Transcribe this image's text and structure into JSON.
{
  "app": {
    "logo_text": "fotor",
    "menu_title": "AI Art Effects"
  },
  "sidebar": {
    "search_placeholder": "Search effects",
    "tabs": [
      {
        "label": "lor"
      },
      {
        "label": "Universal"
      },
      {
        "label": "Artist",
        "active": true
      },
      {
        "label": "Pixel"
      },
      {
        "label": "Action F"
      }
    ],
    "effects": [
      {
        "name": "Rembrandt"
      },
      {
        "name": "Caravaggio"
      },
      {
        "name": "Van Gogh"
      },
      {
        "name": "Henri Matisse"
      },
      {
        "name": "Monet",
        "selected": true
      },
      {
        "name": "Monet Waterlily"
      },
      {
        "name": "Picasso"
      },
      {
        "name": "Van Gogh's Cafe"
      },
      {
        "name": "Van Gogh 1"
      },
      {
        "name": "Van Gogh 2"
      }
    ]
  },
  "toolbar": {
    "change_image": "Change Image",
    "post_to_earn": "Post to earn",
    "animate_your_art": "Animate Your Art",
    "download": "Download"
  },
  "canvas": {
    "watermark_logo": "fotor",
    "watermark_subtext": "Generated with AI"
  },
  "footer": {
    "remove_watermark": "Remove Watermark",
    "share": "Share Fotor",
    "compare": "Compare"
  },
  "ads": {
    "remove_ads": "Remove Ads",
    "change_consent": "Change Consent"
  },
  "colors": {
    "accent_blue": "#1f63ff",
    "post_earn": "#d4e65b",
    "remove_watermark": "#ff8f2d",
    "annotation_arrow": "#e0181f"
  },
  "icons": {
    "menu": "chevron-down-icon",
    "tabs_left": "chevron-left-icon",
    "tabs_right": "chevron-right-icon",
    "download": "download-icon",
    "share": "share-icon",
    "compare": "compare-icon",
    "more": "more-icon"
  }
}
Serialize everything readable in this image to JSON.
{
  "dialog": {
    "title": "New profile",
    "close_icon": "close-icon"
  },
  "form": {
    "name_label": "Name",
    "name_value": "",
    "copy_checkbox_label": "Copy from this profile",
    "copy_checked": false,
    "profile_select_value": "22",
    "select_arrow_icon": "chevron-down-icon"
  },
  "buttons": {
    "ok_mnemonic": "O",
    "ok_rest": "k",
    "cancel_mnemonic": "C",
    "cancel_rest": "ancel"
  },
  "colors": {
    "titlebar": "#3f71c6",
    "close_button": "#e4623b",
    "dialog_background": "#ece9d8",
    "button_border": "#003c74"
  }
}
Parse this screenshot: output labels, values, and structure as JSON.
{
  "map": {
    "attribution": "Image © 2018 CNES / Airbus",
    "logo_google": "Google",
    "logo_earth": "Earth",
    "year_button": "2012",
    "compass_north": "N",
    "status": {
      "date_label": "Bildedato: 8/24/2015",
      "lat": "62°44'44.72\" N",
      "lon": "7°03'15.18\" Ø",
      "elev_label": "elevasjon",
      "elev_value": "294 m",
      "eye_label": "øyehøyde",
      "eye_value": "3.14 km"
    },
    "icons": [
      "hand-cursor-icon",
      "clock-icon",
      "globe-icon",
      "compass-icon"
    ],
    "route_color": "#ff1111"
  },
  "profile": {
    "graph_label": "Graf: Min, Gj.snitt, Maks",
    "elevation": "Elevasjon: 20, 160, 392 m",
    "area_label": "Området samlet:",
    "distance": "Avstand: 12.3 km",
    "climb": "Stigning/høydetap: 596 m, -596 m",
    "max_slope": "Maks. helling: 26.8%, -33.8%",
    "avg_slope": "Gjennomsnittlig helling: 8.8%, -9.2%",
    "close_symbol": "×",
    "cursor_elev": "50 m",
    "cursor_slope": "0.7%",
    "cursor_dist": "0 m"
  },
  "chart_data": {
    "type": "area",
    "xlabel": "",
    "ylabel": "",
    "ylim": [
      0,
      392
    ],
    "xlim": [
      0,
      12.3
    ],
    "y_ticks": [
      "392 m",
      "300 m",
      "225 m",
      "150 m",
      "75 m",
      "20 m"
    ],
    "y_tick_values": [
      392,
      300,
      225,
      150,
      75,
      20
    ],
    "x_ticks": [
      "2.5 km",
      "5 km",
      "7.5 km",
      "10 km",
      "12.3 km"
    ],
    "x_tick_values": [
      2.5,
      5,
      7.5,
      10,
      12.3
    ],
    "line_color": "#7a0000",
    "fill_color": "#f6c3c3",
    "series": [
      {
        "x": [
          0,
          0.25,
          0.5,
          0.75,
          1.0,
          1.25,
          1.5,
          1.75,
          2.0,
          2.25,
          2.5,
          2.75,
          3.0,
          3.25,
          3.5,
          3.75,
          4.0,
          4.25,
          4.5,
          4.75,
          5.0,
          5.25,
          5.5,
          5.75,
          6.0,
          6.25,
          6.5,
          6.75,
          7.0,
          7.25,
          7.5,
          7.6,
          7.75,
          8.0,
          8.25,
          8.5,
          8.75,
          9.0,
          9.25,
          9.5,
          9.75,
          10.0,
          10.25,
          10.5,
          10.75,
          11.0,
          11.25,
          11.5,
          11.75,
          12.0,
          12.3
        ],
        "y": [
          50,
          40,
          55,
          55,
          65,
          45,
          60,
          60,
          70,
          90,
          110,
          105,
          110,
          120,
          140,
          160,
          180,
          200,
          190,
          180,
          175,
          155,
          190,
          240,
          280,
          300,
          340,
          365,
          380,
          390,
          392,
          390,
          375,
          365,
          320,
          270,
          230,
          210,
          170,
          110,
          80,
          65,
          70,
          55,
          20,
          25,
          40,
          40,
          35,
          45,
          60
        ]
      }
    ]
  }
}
════
> WRITTEN EXERCISE
Copy each line containing the word "helling" from the data.

> THE RESULT
    "max_slope": "Maks. helling: 26.8%, -33.8%",
    "avg_slope": "Gjennomsnittlig helling: 8.8%, -9.2%",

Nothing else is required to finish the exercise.